## Rangkaian Latihan:
A) Salin persis bagian artikel tentang media sosial dan Pilpres mulai dari "[tajuk-indonesia.com]         -          Joko" hingga "ragu kemenangan Jokowi-JK.", termasuk kata-kata penutup itu.
B) Tuliskan kelanjutan artikel tentang peran media sosial dalam Pilpres, dimulai tepat setelah kalimat terakhirnya.
═══ Kutipan Pilihan ═══
Media Sosial di Balik Peluang Jokowi dan Prabowo pada Pilpres 2019


[tajuk-indonesia.com]         -          Joko Widodo lolos pada Pemilihan Presiden (Pilpres) 2014, dimana salah satu faktor penentu kemenangannya adalah media digital. Pengkondisian dan penokohannya sebagai tokoh kerakyatan melalui media sosial menuai sukses. Sementara untuk “perang” visi dan misi melalui “cyber army” dari relawan ditopang hackers skala global. Begitu juga dengan teknologi informatika (IT) pada Polling dan Quick Count (Hitung Cepat) yang ditunjang dari Partai Nasdem.

Konon, tokoh di belakang layarnya adalah mantan petinggi salah satu perusahaan Telkom ternama. Kita ingat, kehebohan ketika hasil quick count Pilpres 2014 menunjukkan hasil yang bertolak belakang. Dari kubu pasukan cyber Partai Nasdem, mengumumkan kemenangan Jokowi-JK, sementara hasil quick count PKS merilis kemenangan Prabowo-Hatta Rajasa. Rakyat dibuat ragu kemenangan Jokowi-JK.

Sementara menunggu hasil hitungan resmi KPU (Komisi Pemilihan Umum), tiba-tiba relawan Jokowi juga merilis quick count sehingga persepsi masyarakat menjadi yakin bahwa Jokowi-JK adalah pemenang Pilpres 2014.

Dapat dikatakan, timses (tim sukses) Probowo-Hatta kalah canggih dengan timses Jokowi-JK di bidang IT, karena ditopang hackers tingkat global asal Indonesia yang juga dilibatkan sebagai “Cyber Army” Pilkada DKI Tahun 2017 lalu sebagai bagian dari pasukan Ahok-Djarot.

Cyber Army sebagai Pasukan Perang

Cyber Army di dunia maya adalah pasukan perang yang kinerja serta pelakunya sesuai perintah dan misi dari arsitek dan operatornya. Jumlah server ada beberapa dan pada umumnya di tingkat Pilpres lokasinya berpindah-pindah di luar negeri. Hal ini agar tidak dihancurkan dan untuk ketahanan data agar informasi tidak diketahui oleh pihak musuh. Selanjutnya, ada pihak “pelontar” yang menggunakan akun tokoh yang besar followers-nya, dikombinasi dengan “mesin” untuk penggandaan user. Tujuannya, melipat-gandakan user yang menjadi peluru tentang suatu tema, secara kuantitatif maupun kualitatif sesuai kebutuhan.

Jika tema positif untuk yang didukung, disebar seluas-luasnya, sementara jika diserang ditenggelamkan dengan berbagai cara secara teknis, sehingga isu itu hilang di permukaan. Penokohan adalah hal mudah bagi seseorang yang belum dikenal atau rekam jejaknya relatif terbatas secara nasional. Seperti halnya Joko Widodo saat melawan Foke (Fauzi Bowo) dalam Pilkada DKI Jakarta 2012 dan Pilpres 2014.
═══ Segmen Data ═══
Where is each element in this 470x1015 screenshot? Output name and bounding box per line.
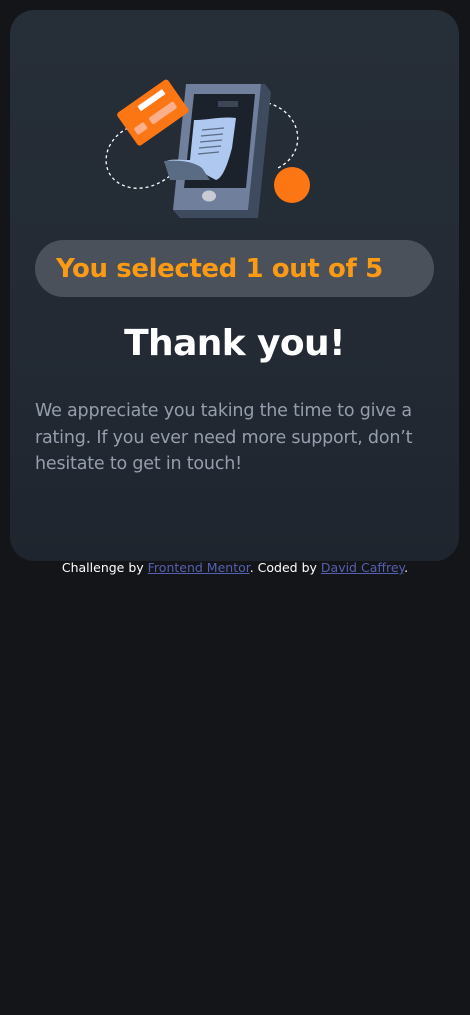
═══
## Hasil Tiap Tugas:
A)
[tajuk-indonesia.com]         -          Joko Widodo lolos pada Pemilihan Presiden (Pilpres) 2014, dimana salah satu faktor penentu kemenangannya adalah media digital. Pengkondisian dan penokohannya sebagai tokoh kerakyatan melalui media sosial menuai sukses. Sementara untuk “perang” visi dan misi melalui “cyber army” dari relawan ditopang hackers skala global. Begitu juga dengan teknologi informatika (IT) pada Polling dan Quick Count (Hitung Cepat) yang ditunjang dari Partai Nasdem.

Konon, tokoh di belakang layarnya adalah mantan petinggi salah satu perusahaan Telkom ternama. Kita ingat, kehebohan ketika hasil quick count Pilpres 2014 menunjukkan hasil yang bertolak belakang. Dari kubu pasukan cyber Partai Nasdem, mengumumkan kemenangan Jokowi-JK, sementara hasil quick count PKS merilis kemenangan Prabowo-Hatta Rajasa. Rakyat dibuat ragu kemenangan Jokowi-JK.

B)
Cyber Army akan mengganggu (bully) pihak-pihak yang mendiskreditkan tokoh yang didukung dengan serangan balik personal atau terorganisir (kepada pihak musuh).

Pada tahun 2014, dapat dikatakan bahwa kubu Jokowi-JK lebih unggul dalam hal Cyber Army dibanding kubu Prabowo-Hatta. Sebagai timses formal sebenarnya kekuatan relatif berimbang, namun Joko Widodo memiliki relawan ahli IT dan hacker skala dunia, sehingga pihak lawan sulit mempermainkan data pasca Hari H karena semua dikawal Cyber Army yang bahkan dapat menembus server KPU (Komisi Pemilihan Umum).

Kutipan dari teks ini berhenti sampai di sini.